(STATED EXERCISE):
Exactly as written, quote every line that follows, skipping the images.

# START OF RECORDS FOR THE TASK

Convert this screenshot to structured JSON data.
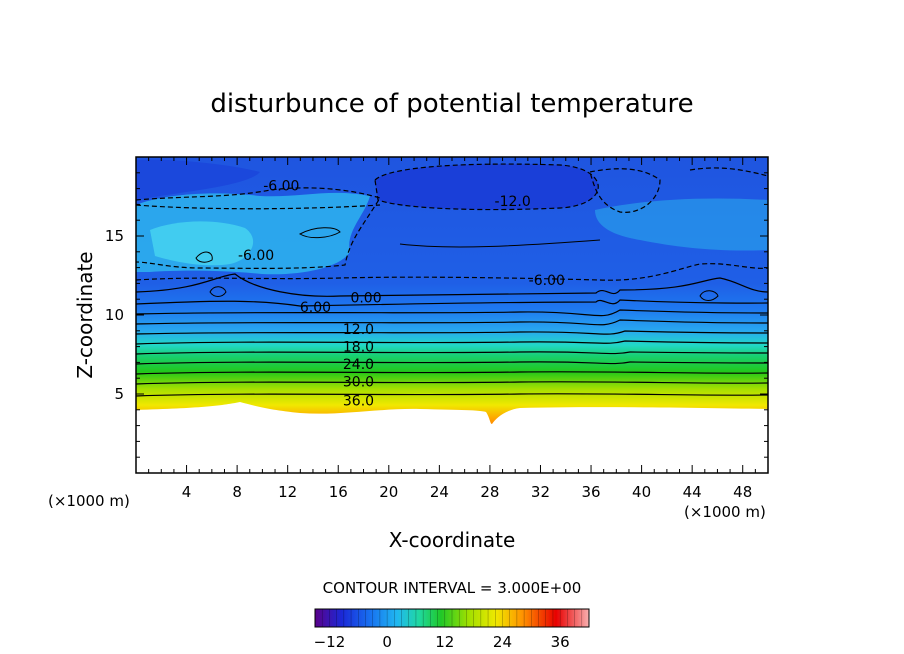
{
  "chart_data": {
    "type": "heatmap",
    "title": "disturbunce of potential temperature",
    "xlabel": "X-coordinate",
    "ylabel": "Z-coordinate",
    "x_unit_left": "(×1000 m)",
    "x_unit_right": "(×1000 m)",
    "xlim": [
      0,
      50
    ],
    "ylim": [
      0,
      20
    ],
    "x_ticks": [
      4,
      8,
      12,
      16,
      20,
      24,
      28,
      32,
      36,
      40,
      44,
      48
    ],
    "y_ticks": [
      5,
      10,
      15
    ],
    "grid": false,
    "contour_interval_text": "CONTOUR INTERVAL = 3.000E+00",
    "contour_levels": [
      -12,
      -9,
      -6,
      -3,
      0,
      3,
      6,
      9,
      12,
      15,
      18,
      21,
      24,
      27,
      30,
      33,
      36,
      39
    ],
    "contour_labels": [
      {
        "text": "-6.00",
        "x": 11.5,
        "z": 18.2
      },
      {
        "text": "-12.0",
        "x": 29.8,
        "z": 17.2
      },
      {
        "text": "-6.00",
        "x": 9.5,
        "z": 13.8
      },
      {
        "text": "-6.00",
        "x": 32.5,
        "z": 12.2
      },
      {
        "text": "0.00",
        "x": 18.2,
        "z": 11.1
      },
      {
        "text": "6.00",
        "x": 14.2,
        "z": 10.5
      },
      {
        "text": "12.0",
        "x": 17.6,
        "z": 9.1
      },
      {
        "text": "18.0",
        "x": 17.6,
        "z": 8.0
      },
      {
        "text": "24.0",
        "x": 17.6,
        "z": 6.9
      },
      {
        "text": "30.0",
        "x": 17.6,
        "z": 5.8
      },
      {
        "text": "36.0",
        "x": 17.6,
        "z": 4.6
      }
    ],
    "colorbar": {
      "min": -15,
      "max": 42,
      "tick_values": [
        -12,
        0,
        12,
        24,
        36
      ],
      "tick_labels": [
        "−12",
        "0",
        "12",
        "24",
        "36"
      ]
    },
    "colors": {
      "very_cold": "#2a24c4",
      "cold": "#1a52e8",
      "cool": "#1fb0ea",
      "neutral": "#29d2b8",
      "green": "#1ec82a",
      "yellow": "#f0e800",
      "orange": "#ff8000",
      "red": "#e80000",
      "pink": "#f8a0a0"
    }
  }
}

# END OF RECORDS FOR THE TASK

(SOLVED PROBLEM):
Convert this screenshot to structured JSON data.
{
  "chart_data": {
    "type": "heatmap",
    "title": "disturbunce of potential temperature",
    "xlabel": "X-coordinate",
    "ylabel": "Z-coordinate",
    "x_unit_left": "(×1000 m)",
    "x_unit_right": "(×1000 m)",
    "xlim": [
      0,
      50
    ],
    "ylim": [
      0,
      20
    ],
    "x_ticks": [
      4,
      8,
      12,
      16,
      20,
      24,
      28,
      32,
      36,
      40,
      44,
      48
    ],
    "y_ticks": [
      5,
      10,
      15
    ],
    "grid": false,
    "contour_interval_text": "CONTOUR INTERVAL = 3.000E+00",
    "contour_levels": [
      -12,
      -9,
      -6,
      -3,
      0,
      3,
      6,
      9,
      12,
      15,
      18,
      21,
      24,
      27,
      30,
      33,
      36,
      39
    ],
    "contour_labels": [
      {
        "text": "-6.00",
        "x": 11.5,
        "z": 18.2
      },
      {
        "text": "-12.0",
        "x": 29.8,
        "z": 17.2
      },
      {
        "text": "-6.00",
        "x": 9.5,
        "z": 13.8
      },
      {
        "text": "-6.00",
        "x": 32.5,
        "z": 12.2
      },
      {
        "text": "0.00",
        "x": 18.2,
        "z": 11.1
      },
      {
        "text": "6.00",
        "x": 14.2,
        "z": 10.5
      },
      {
        "text": "12.0",
        "x": 17.6,
        "z": 9.1
      },
      {
        "text": "18.0",
        "x": 17.6,
        "z": 8.0
      },
      {
        "text": "24.0",
        "x": 17.6,
        "z": 6.9
      },
      {
        "text": "30.0",
        "x": 17.6,
        "z": 5.8
      },
      {
        "text": "36.0",
        "x": 17.6,
        "z": 4.6
      }
    ],
    "colorbar": {
      "min": -15,
      "max": 42,
      "tick_values": [
        -12,
        0,
        12,
        24,
        36
      ],
      "tick_labels": [
        "−12",
        "0",
        "12",
        "24",
        "36"
      ]
    },
    "colors": {
      "very_cold": "#2a24c4",
      "cold": "#1a52e8",
      "cool": "#1fb0ea",
      "neutral": "#29d2b8",
      "green": "#1ec82a",
      "yellow": "#f0e800",
      "orange": "#ff8000",
      "red": "#e80000",
      "pink": "#f8a0a0"
    }
  }
}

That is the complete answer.